STATED PROBLEM:
Return all lines in the material below that contain "name".

DATA:
-- -- --
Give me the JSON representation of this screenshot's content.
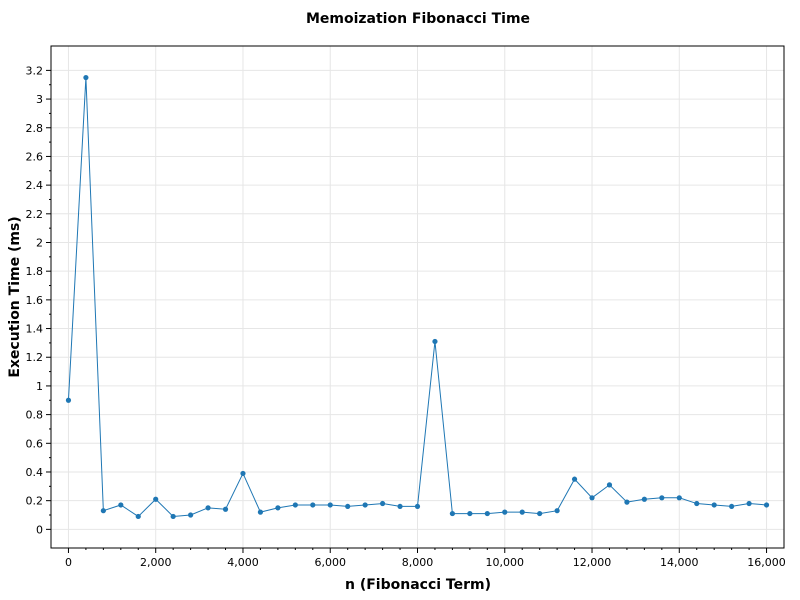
{
  "chart_data": {
    "type": "line",
    "title": "Memoization Fibonacci Time",
    "xlabel": "n (Fibonacci Term)",
    "ylabel": "Execution Time (ms)",
    "xlim": [
      -400,
      16400
    ],
    "ylim": [
      -0.13,
      3.37
    ],
    "x_ticks": [
      0,
      2000,
      4000,
      6000,
      8000,
      10000,
      12000,
      14000,
      16000
    ],
    "x_tick_labels": [
      "0",
      "2,000",
      "4,000",
      "6,000",
      "8,000",
      "10,000",
      "12,000",
      "14,000",
      "16,000"
    ],
    "y_ticks": [
      0,
      0.2,
      0.4,
      0.6,
      0.8,
      1,
      1.2,
      1.4,
      1.6,
      1.8,
      2,
      2.2,
      2.4,
      2.6,
      2.8,
      3,
      3.2
    ],
    "y_tick_labels": [
      "0",
      "0.2",
      "0.4",
      "0.6",
      "0.8",
      "1",
      "1.2",
      "1.4",
      "1.6",
      "1.8",
      "2",
      "2.2",
      "2.4",
      "2.6",
      "2.8",
      "3",
      "3.2"
    ],
    "grid": true,
    "colors": {
      "series": "#1f77b4"
    },
    "series": [
      {
        "x": [
          0,
          400,
          800,
          1200,
          1600,
          2000,
          2400,
          2800,
          3200,
          3600,
          4000,
          4400,
          4800,
          5200,
          5600,
          6000,
          6400,
          6800,
          7200,
          7600,
          8000,
          8400,
          8800,
          9200,
          9600,
          10000,
          10400,
          10800,
          11200,
          11600,
          12000,
          12400,
          12800,
          13200,
          13600,
          14000,
          14400,
          14800,
          15200,
          15600,
          16000
        ],
        "values": [
          0.9,
          3.15,
          0.13,
          0.17,
          0.09,
          0.21,
          0.09,
          0.1,
          0.15,
          0.14,
          0.39,
          0.12,
          0.15,
          0.17,
          0.17,
          0.17,
          0.16,
          0.17,
          0.18,
          0.16,
          0.16,
          1.31,
          0.11,
          0.11,
          0.11,
          0.12,
          0.12,
          0.11,
          0.13,
          0.35,
          0.22,
          0.31,
          0.19,
          0.21,
          0.22,
          0.22,
          0.18,
          0.17,
          0.16,
          0.18,
          0.17
        ]
      }
    ]
  }
}
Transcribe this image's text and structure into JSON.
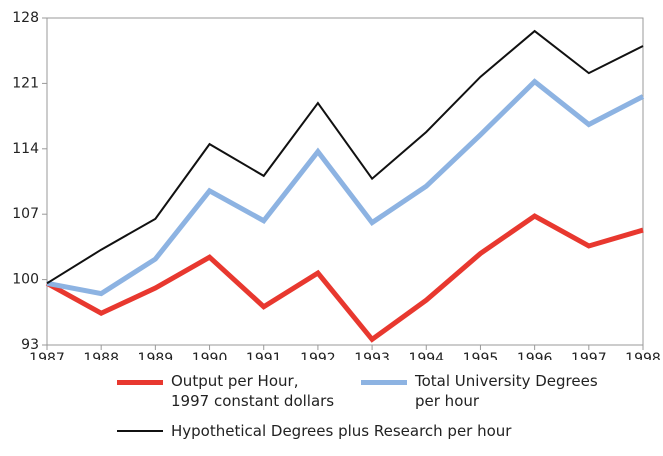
{
  "chart_data": {
    "type": "line",
    "x": [
      1987,
      1988,
      1989,
      1990,
      1991,
      1992,
      1993,
      1994,
      1995,
      1996,
      1997,
      1998
    ],
    "xlim": [
      1987,
      1998
    ],
    "xticks": [
      1987,
      1988,
      1989,
      1990,
      1991,
      1992,
      1993,
      1994,
      1995,
      1996,
      1997,
      1998
    ],
    "ylim": [
      93,
      128
    ],
    "yticks": [
      93,
      100,
      107,
      114,
      121,
      128
    ],
    "series": [
      {
        "name": "Output per Hour,\n1997 constant dollars",
        "color": "#e8382f",
        "width": 5,
        "values": [
          99.6,
          96.4,
          99.1,
          102.4,
          97.1,
          100.7,
          93.6,
          97.8,
          102.8,
          106.8,
          103.6,
          105.3
        ]
      },
      {
        "name": "Total University Degrees\nper hour",
        "color": "#8db3e2",
        "width": 5,
        "values": [
          99.6,
          98.5,
          102.2,
          109.5,
          106.3,
          113.7,
          106.1,
          110.0,
          115.5,
          121.2,
          116.6,
          119.6
        ]
      },
      {
        "name": "Hypothetical Degrees plus Research per hour",
        "color": "#111111",
        "width": 2,
        "values": [
          99.6,
          103.2,
          106.5,
          114.5,
          111.1,
          118.9,
          110.8,
          115.8,
          121.7,
          126.6,
          122.1,
          125.0
        ]
      }
    ]
  }
}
-- -- --
FINISHED TASK:
        "name": "Output per Hour,\n1997 constant dollars",
        "name": "Total University Degrees\nper hour",
        "name": "Hypothetical Degrees plus Research per hour",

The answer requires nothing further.